To be done
Spot every line with the word "Pierre" and return it.

•••••

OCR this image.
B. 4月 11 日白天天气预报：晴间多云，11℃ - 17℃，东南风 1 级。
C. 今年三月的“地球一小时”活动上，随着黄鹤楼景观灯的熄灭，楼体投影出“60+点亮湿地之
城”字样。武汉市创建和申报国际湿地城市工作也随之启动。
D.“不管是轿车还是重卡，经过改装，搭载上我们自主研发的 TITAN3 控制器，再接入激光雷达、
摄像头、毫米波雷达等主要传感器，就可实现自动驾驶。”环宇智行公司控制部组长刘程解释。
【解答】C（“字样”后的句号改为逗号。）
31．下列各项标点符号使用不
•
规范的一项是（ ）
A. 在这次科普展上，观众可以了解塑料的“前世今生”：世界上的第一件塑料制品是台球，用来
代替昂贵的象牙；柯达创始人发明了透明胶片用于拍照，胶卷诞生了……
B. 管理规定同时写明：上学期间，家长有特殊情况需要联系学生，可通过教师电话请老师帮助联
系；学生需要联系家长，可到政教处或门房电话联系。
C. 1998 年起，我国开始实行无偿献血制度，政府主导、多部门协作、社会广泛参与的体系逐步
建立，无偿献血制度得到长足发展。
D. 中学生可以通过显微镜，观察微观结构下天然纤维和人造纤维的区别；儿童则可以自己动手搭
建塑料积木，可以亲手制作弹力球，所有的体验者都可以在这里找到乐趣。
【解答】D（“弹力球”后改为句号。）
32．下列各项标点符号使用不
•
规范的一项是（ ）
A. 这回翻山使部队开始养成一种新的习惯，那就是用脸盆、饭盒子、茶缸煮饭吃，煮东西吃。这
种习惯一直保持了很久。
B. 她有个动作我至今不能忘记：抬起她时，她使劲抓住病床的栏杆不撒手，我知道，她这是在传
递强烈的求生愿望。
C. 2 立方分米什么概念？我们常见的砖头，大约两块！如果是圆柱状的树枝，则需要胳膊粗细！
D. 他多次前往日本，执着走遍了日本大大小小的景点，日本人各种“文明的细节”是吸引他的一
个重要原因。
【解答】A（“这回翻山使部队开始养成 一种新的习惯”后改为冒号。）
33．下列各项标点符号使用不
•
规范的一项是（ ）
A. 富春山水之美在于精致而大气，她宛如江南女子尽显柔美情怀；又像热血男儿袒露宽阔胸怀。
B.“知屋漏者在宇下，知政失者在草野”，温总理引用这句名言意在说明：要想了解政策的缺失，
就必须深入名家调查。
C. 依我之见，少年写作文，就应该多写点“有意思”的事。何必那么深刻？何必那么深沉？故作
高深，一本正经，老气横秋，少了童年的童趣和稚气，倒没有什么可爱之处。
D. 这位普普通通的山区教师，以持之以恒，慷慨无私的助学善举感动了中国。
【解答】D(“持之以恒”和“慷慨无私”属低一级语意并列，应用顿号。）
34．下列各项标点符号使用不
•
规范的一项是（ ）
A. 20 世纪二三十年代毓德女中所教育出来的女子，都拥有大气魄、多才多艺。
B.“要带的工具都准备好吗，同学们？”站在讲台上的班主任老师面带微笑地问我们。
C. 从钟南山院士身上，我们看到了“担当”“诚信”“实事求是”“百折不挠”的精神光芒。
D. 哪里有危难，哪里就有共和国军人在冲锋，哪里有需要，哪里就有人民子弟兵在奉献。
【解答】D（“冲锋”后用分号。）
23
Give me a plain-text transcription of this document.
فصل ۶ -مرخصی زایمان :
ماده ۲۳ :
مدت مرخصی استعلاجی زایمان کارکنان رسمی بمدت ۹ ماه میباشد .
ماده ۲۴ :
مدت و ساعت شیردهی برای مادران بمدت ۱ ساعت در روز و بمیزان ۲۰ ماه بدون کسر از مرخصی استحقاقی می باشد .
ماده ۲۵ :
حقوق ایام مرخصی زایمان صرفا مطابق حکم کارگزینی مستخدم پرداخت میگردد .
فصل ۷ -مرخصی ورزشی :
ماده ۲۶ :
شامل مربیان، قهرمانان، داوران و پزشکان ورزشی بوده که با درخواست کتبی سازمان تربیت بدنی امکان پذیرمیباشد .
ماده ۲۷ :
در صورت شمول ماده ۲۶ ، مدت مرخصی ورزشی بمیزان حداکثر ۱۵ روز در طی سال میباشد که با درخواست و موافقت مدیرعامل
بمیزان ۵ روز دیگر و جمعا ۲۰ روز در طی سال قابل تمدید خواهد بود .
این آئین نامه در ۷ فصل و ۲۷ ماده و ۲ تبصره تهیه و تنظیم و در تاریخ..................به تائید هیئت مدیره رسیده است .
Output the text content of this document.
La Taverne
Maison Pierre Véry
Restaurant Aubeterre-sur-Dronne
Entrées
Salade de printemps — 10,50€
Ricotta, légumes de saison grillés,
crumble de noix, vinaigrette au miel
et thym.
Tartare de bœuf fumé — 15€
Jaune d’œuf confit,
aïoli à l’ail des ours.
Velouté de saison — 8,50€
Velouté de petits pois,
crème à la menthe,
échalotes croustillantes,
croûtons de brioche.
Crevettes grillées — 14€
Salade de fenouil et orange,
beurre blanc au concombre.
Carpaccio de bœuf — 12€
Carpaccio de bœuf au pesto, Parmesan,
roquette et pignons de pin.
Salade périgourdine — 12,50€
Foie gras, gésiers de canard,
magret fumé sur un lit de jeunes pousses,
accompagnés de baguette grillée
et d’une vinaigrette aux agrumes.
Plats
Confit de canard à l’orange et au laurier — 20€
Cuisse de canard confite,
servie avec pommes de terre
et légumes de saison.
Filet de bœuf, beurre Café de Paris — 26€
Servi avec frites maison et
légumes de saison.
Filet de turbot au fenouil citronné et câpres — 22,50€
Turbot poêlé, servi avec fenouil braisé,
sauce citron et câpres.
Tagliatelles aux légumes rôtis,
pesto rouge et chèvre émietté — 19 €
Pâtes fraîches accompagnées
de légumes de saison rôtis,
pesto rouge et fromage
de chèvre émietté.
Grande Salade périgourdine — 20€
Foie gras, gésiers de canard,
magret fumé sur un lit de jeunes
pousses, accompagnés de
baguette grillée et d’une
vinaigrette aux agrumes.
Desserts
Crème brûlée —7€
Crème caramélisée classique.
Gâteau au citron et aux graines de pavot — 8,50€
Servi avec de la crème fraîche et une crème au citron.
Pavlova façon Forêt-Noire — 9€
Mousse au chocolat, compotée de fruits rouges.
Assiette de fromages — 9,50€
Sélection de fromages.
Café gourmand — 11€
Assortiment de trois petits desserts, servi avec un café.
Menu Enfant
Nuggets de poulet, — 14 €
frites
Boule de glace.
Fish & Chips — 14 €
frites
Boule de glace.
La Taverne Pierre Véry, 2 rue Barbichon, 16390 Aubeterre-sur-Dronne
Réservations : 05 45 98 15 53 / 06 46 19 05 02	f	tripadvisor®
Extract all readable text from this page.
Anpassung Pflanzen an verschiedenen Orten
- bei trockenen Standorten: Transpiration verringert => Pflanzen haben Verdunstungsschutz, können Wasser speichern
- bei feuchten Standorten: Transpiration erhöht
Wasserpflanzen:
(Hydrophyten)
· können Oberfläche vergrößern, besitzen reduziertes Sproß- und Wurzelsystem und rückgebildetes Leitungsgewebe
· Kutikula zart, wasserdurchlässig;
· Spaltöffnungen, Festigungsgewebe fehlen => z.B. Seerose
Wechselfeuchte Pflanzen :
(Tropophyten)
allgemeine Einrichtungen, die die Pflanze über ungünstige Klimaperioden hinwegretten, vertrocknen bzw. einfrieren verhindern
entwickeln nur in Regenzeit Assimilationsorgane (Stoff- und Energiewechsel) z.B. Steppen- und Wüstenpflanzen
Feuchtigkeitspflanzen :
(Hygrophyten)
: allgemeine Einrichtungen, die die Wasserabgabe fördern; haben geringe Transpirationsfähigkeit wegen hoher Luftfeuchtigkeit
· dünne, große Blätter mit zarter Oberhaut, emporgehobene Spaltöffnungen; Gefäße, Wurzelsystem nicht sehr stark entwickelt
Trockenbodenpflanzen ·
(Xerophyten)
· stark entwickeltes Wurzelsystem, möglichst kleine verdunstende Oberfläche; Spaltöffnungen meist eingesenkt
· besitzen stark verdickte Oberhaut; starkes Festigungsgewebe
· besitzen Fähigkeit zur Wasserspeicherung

•••••

Expected output
Maison Pierre Véry
La Taverne Pierre Véry, 2 rue Barbichon, 16390 Aubeterre-sur-Dronne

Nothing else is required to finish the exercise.